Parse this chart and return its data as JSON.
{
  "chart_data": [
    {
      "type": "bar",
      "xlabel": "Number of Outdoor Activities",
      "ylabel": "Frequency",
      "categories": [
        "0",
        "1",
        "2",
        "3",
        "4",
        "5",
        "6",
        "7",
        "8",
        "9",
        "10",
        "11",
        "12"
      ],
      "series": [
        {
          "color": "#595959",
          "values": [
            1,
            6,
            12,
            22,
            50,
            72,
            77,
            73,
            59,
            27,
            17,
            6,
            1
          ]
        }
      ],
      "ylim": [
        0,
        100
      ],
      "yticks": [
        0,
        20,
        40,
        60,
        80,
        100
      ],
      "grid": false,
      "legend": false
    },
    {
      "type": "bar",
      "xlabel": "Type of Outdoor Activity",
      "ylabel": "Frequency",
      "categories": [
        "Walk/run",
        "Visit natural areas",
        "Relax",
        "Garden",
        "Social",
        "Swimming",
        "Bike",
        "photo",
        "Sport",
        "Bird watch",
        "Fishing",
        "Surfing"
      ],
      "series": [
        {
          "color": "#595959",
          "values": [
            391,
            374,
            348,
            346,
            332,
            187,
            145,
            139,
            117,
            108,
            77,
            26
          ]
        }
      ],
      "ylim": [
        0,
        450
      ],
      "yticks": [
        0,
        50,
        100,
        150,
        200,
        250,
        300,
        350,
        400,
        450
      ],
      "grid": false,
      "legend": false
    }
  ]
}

# # #

**Aim of the exercise:** The listing above should be transcribed in full, exactly as written.

**Output for this task:**
Parse this chart and return its data as JSON.
{
  "chart_data": [
    {
      "type": "bar",
      "xlabel": "Number of Outdoor Activities",
      "ylabel": "Frequency",
      "categories": [
        "0",
        "1",
        "2",
        "3",
        "4",
        "5",
        "6",
        "7",
        "8",
        "9",
        "10",
        "11",
        "12"
      ],
      "series": [
        {
          "color": "#595959",
          "values": [
            1,
            6,
            12,
            22,
            50,
            72,
            77,
            73,
            59,
            27,
            17,
            6,
            1
          ]
        }
      ],
      "ylim": [
        0,
        100
      ],
      "yticks": [
        0,
        20,
        40,
        60,
        80,
        100
      ],
      "grid": false,
      "legend": false
    },
    {
      "type": "bar",
      "xlabel": "Type of Outdoor Activity",
      "ylabel": "Frequency",
      "categories": [
        "Walk/run",
        "Visit natural areas",
        "Relax",
        "Garden",
        "Social",
        "Swimming",
        "Bike",
        "photo",
        "Sport",
        "Bird watch",
        "Fishing",
        "Surfing"
      ],
      "series": [
        {
          "color": "#595959",
          "values": [
            391,
            374,
            348,
            346,
            332,
            187,
            145,
            139,
            117,
            108,
            77,
            26
          ]
        }
      ],
      "ylim": [
        0,
        450
      ],
      "yticks": [
        0,
        50,
        100,
        150,
        200,
        250,
        300,
        350,
        400,
        450
      ],
      "grid": false,
      "legend": false
    }
  ]
}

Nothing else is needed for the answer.